◆ **WORK TO COMPLETE**: Separate out the lines that hold "работу".

◆ **RECORD EXTRACTS**:

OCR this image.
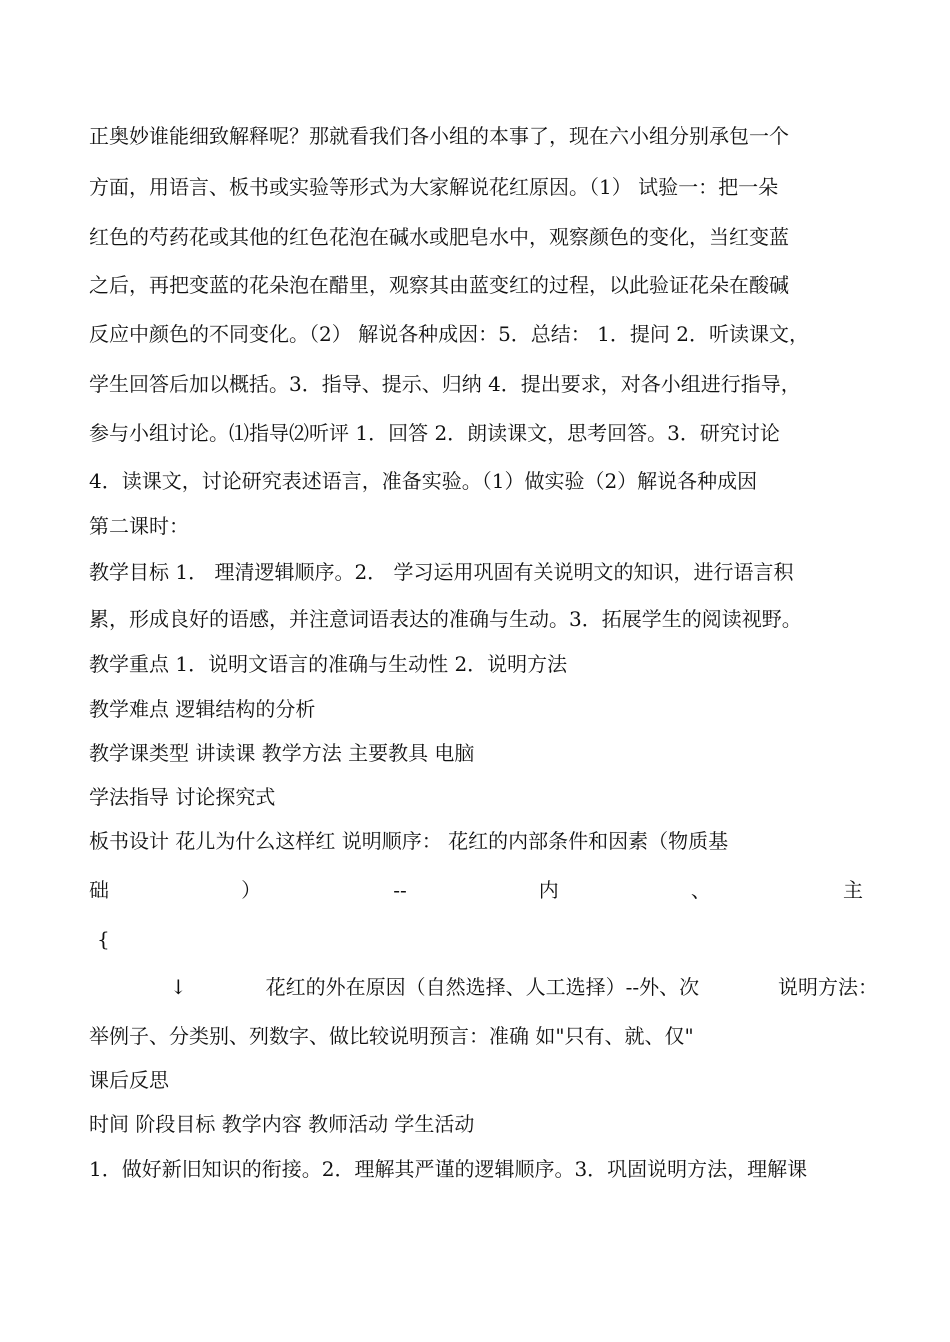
正奥妙谁能细致解释呢？那就看我们各小组的本事了，现在六小组分别承包一个
方面，用语言、板书或实验等形式为大家解说花红原因。（1） 试验一：把一朵
红色的芍药花或其他的红色花泡在碱水或肥皂水中，观察颜色的变化，当红变蓝
之后，再把变蓝的花朵泡在醋里，观察其由蓝变红的过程，以此验证花朵在酸碱
反应中颜色的不同变化。（2） 解说各种成因：5．总结： 1．提问 2．听读课文，
学生回答后加以概括。3．指导、提示、归纳 4．提出要求，对各小组进行指导，
参与小组讨论。⑴指导⑵听评 1．回答 2．朗读课文，思考回答。3．研究讨论
4．读课文，讨论研究表述语言，准备实验。（1）做实验（2）解说各种成因
第二课时：
教学目标 1． 理清逻辑顺序。2． 学习运用巩固有关说明文的知识，进行语言积
累，形成良好的语感，并注意词语表达的准确与生动。3．拓展学生的阅读视野。
教学重点 1．说明文语言的准确与生动性 2．说明方法
教学难点 逻辑结构的分析
教学课类型 讲读课 教学方法 主要教具 电脑
学法指导 讨论探究式
板书设计 花儿为什么这样红 说明顺序： 花红的内部条件和因素（物质基
础	）	--	内	、	主
{
↓	花红的外在原因（自然选择、人工选择）--外、次	说明方法：
举例子、分类别、列数字、做比较说明预言：准确 如"只有、就、仅"
课后反思
时间 阶段目标 教学内容 教师活动 学生活动
1．做好新旧知识的衔接。2．理解其严谨的逻辑顺序。3．巩固说明方法，理解课
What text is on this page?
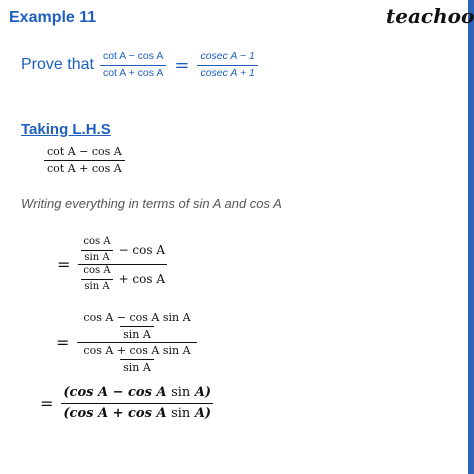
Example 11	teachoo
Prove that $\frac{\text{cot A − cos A}}{\text{cot A + cos A}} = \frac{\text{cosec A − 1}}{\text{cosec A + 1}}$
Taking L.H.S
$\frac{\text{cot A − cos A}}{\text{cot A + cos A}}$
Writing everything in terms of sin A and cos A
= $\frac{\frac{\text{cos A}}{\text{sin A}} - \cos A}{\frac{\text{cos A}}{\text{sin A}} + \cos A}$
= $\frac{\frac{\text{cos A − cos A sin A}}{\text{sin A}}}{\frac{\text{cos A + cos A sin A}}{\text{sin A}}}$
= $\frac{\text{(cos A − cos A sin A)}}{\text{(cos A + cos A sin A)}}$
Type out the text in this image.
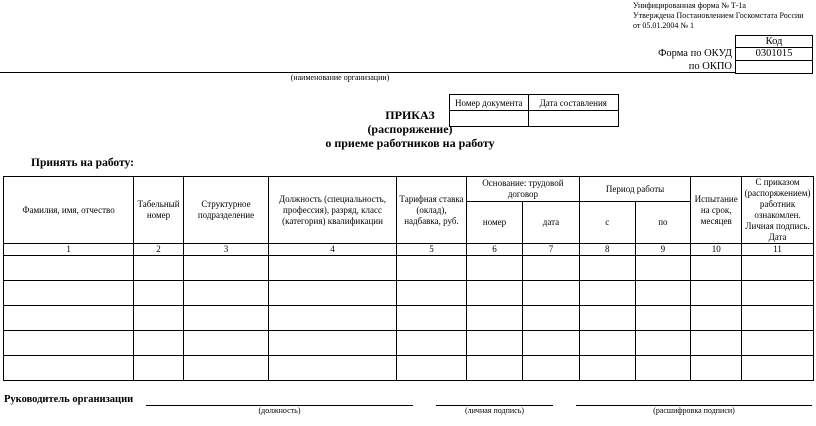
Унифицированная форма № Т-1а
Утверждена Постановлением Госкомстата России
от 05.01.2004 № 1
Код
0301015
Форма по ОКУД
по ОКПО
(наименование организации)
Номер документа	Дата составления

ПРИКАЗ
(распоряжение)
о приеме работников на работу
Принять на работу:
Фамилия, имя, отчество	Табельный номер	Структурное подразделение	Должность (специальность, профессия), разряд, класс (категория) квалификации	Тарифная ставка (оклад), надбавка, руб.	Основание: трудовой договор		Период работы		Испытание на срок, месяцев	С приказом (распоряжением) работник ознакомлен. Личная подпись. Дата
					номер	дата	с	по		
1	2	3	4	5	6	7	8	9	10	11

Руководитель организации
(должность)	(личная подпись)	(расшифровка подписи)
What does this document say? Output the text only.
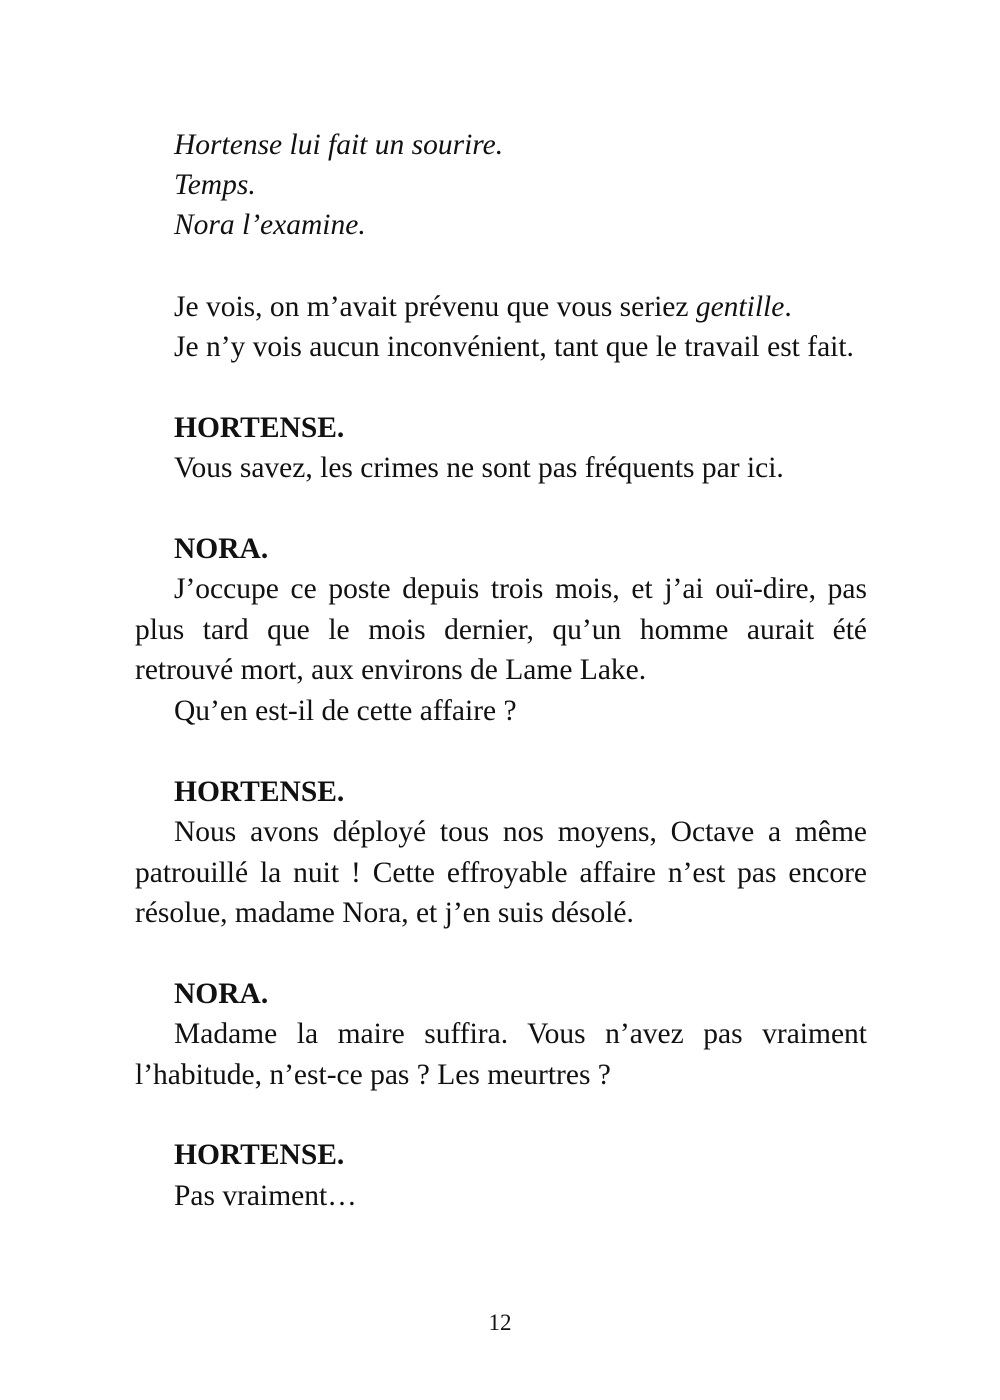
Hortense lui fait un sourire.

Temps.

Nora l’examine.

Je vois, on m’avait prévenu que vous seriez gentille.

Je n’y vois aucun inconvénient, tant que le travail est fait.

HORTENSE.

Vous savez, les crimes ne sont pas fréquents par ici.

NORA.

J’occupe ce poste depuis trois mois, et j’ai ouï-dire, pas

plus tard que le mois dernier, qu’un homme aurait été

retrouvé mort, aux environs de Lame Lake.

Qu’en est-il de cette affaire ?

HORTENSE.

Nous avons déployé tous nos moyens, Octave a même

patrouillé la nuit ! Cette effroyable affaire n’est pas encore

résolue, madame Nora, et j’en suis désolé.

NORA.

Madame la maire suffira. Vous n’avez pas vraiment

l’habitude, n’est-ce pas ? Les meurtres ?

HORTENSE.

Pas vraiment…

12
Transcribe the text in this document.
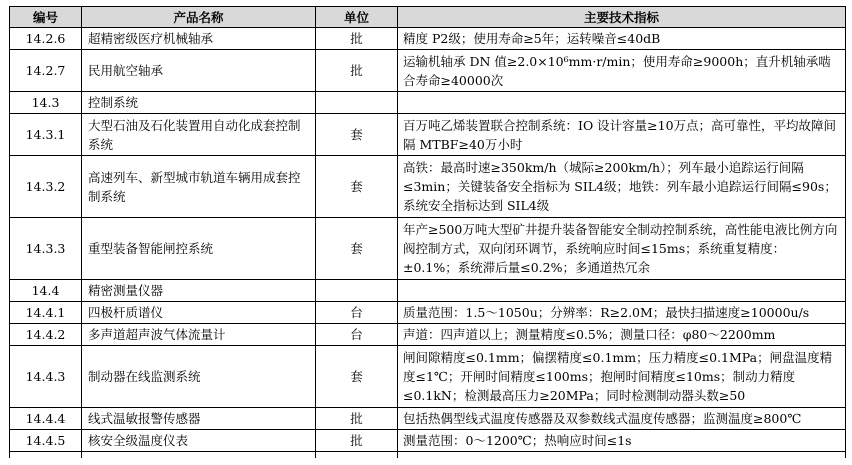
编号	产品名称	单位	主要技术指标
14.2.6	超精密级医疗机械轴承	批	精度 P2级；使用寿命≥5年；运转噪音≤40dB
14.2.7	民用航空轴承	批	运输机轴承 DN 值≥2.0×10⁶mm·r/min；使用寿命≥9000h；直升机轴承啮合寿命≥40000次
14.3	控制系统		
14.3.1	大型石油及石化装置用自动化成套控制系统	套	百万吨乙烯装置联合控制系统：IO 设计容量≥10万点；高可靠性，平均故障间隔 MTBF≥40万小时
14.3.2	高速列车、新型城市轨道车辆用成套控制系统	套	高铁：最高时速≥350km/h（城际≥200km/h）；列车最小追踪运行间隔≤3min；关键装备安全指标为 SIL4级；地铁：列车最小追踪运行间隔≤90s；系统安全指标达到 SIL4级
14.3.3	重型装备智能闸控系统	套	年产≥500万吨大型矿井提升装备智能安全制动控制系统，高性能电液比例方向阀控制方式，双向闭环调节，系统响应时间≤15ms；系统重复精度：±0.1%；系统滞后量≤0.2%；多通道热冗余
14.4	精密测量仪器		
14.4.1	四极杆质谱仪	台	质量范围：1.5～1050u；分辨率：R≥2.0M；最快扫描速度≥10000u/s
14.4.2	多声道超声波气体流量计	台	声道：四声道以上；测量精度≤0.5%；测量口径：φ80～2200mm
14.4.3	制动器在线监测系统	套	闸间隙精度≤0.1mm；偏摆精度≤0.1mm；压力精度≤0.1MPa；闸盘温度精度≤1℃；开闸时间精度≤100ms；抱闸时间精度≤10ms；制动力精度≤0.1kN；检测最高压力≥20MPa；同时检测制动器头数≥50
14.4.4	线式温敏报警传感器	批	包括热偶型线式温度传感器及双参数线式温度传感器；监测温度≥800℃
14.4.5	核安全级温度仪表	批	测量范围：0～1200℃；热响应时间≤1s
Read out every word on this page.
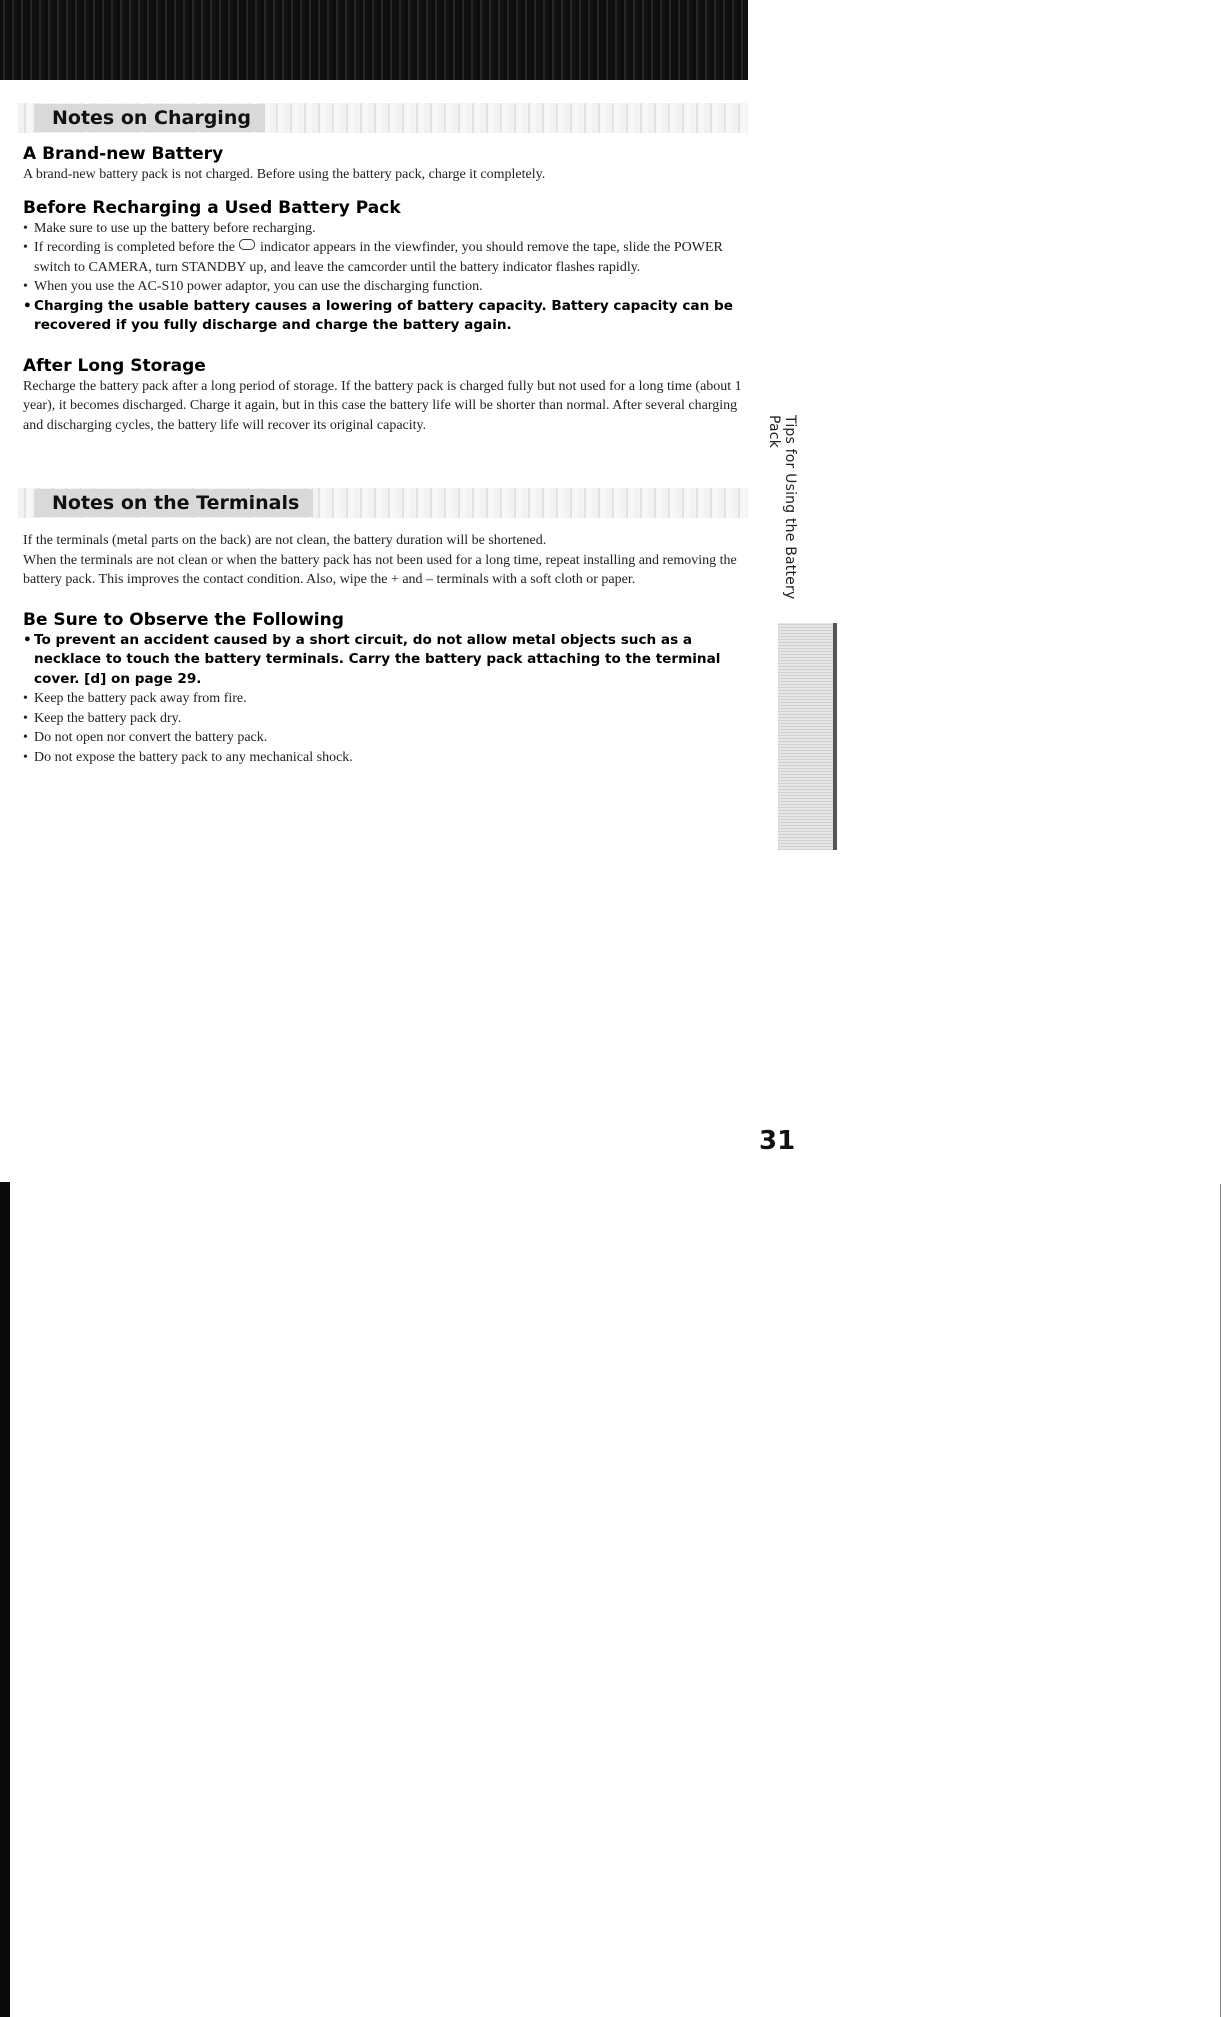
Notes on Charging
A Brand-new Battery

A brand-new battery pack is not charged. Before using the battery pack, charge it completely.

Before Recharging a Used Battery Pack
• Make sure to use up the battery before recharging.
• If recording is completed before the indicator appears in the viewfinder, you should remove the tape, slide the POWER switch to CAMERA, turn STANDBY up, and leave the camcorder until the battery indicator flashes rapidly.
• When you use the AC-S10 power adaptor, you can use the discharging function.
• Charging the usable battery causes a lowering of battery capacity. Battery capacity can be recovered if you fully discharge and charge the battery again.
After Long Storage

Recharge the battery pack after a long period of storage. If the battery pack is charged fully but not used for a long time (about 1 year), it becomes discharged. Charge it again, but in this case the battery life will be shorter than normal. After several charging and discharging cycles, the battery life will recover its original capacity.

Notes on the Terminals

If the terminals (metal parts on the back) are not clean, the battery duration will be shortened.

When the terminals are not clean or when the battery pack has not been used for a long time, repeat installing and removing the battery pack. This improves the contact condition. Also, wipe the + and – terminals with a soft cloth or paper.

Be Sure to Observe the Following
• To prevent an accident caused by a short circuit, do not allow metal objects such as a necklace to touch the battery terminals. Carry the battery pack attaching to the terminal cover. [d] on page 29.
• Keep the battery pack away from fire.
• Keep the battery pack dry.
• Do not open nor convert the battery pack.
• Do not expose the battery pack to any mechanical shock.
Tips for Using the Battery Pack
31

◆ **ANSWER TO THE TASK**:
о приеме работников на работу
Принять на работу:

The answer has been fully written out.